[Data excerpts]
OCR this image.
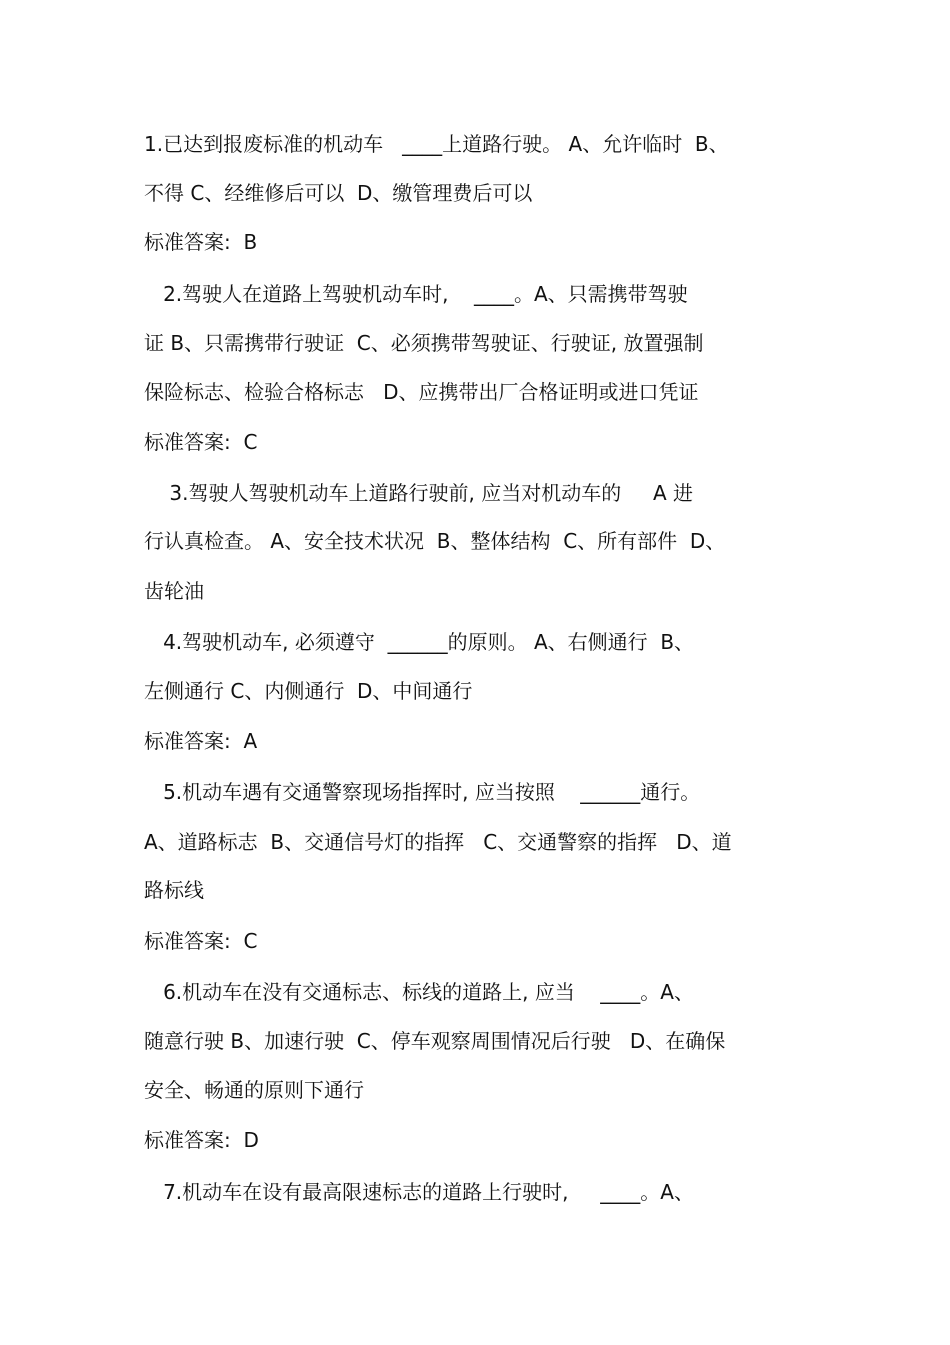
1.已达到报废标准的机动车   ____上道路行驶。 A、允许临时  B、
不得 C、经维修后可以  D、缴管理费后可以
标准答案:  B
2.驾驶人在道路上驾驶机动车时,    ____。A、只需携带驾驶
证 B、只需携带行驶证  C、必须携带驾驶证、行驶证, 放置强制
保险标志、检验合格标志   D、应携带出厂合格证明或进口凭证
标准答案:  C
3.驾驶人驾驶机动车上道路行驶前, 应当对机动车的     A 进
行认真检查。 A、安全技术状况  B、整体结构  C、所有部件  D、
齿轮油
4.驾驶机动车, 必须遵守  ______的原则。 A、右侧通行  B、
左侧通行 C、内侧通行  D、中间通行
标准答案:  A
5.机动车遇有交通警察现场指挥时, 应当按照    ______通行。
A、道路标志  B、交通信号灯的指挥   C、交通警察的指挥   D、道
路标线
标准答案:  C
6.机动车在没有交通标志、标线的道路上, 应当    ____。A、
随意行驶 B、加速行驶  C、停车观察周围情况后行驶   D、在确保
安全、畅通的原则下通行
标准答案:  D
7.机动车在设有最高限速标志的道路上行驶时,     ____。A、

WHAT THE EXERCISE ASKS: Extract the full listing exactly, with the pictures left out.

ANSWER IN FULL:
OCR this image.
1.已达到报废标准的机动车   ____上道路行驶。 A、允许临时  B、
不得 C、经维修后可以  D、缴管理费后可以
标准答案:  B
2.驾驶人在道路上驾驶机动车时,    ____。A、只需携带驾驶
证 B、只需携带行驶证  C、必须携带驾驶证、行驶证, 放置强制
保险标志、检验合格标志   D、应携带出厂合格证明或进口凭证
标准答案:  C
3.驾驶人驾驶机动车上道路行驶前, 应当对机动车的     A 进
行认真检查。 A、安全技术状况  B、整体结构  C、所有部件  D、
齿轮油
4.驾驶机动车, 必须遵守  ______的原则。 A、右侧通行  B、
左侧通行 C、内侧通行  D、中间通行
标准答案:  A
5.机动车遇有交通警察现场指挥时, 应当按照    ______通行。
A、道路标志  B、交通信号灯的指挥   C、交通警察的指挥   D、道
路标线
标准答案:  C
6.机动车在没有交通标志、标线的道路上, 应当    ____。A、
随意行驶 B、加速行驶  C、停车观察周围情况后行驶   D、在确保
安全、畅通的原则下通行
标准答案:  D
7.机动车在设有最高限速标志的道路上行驶时,     ____。A、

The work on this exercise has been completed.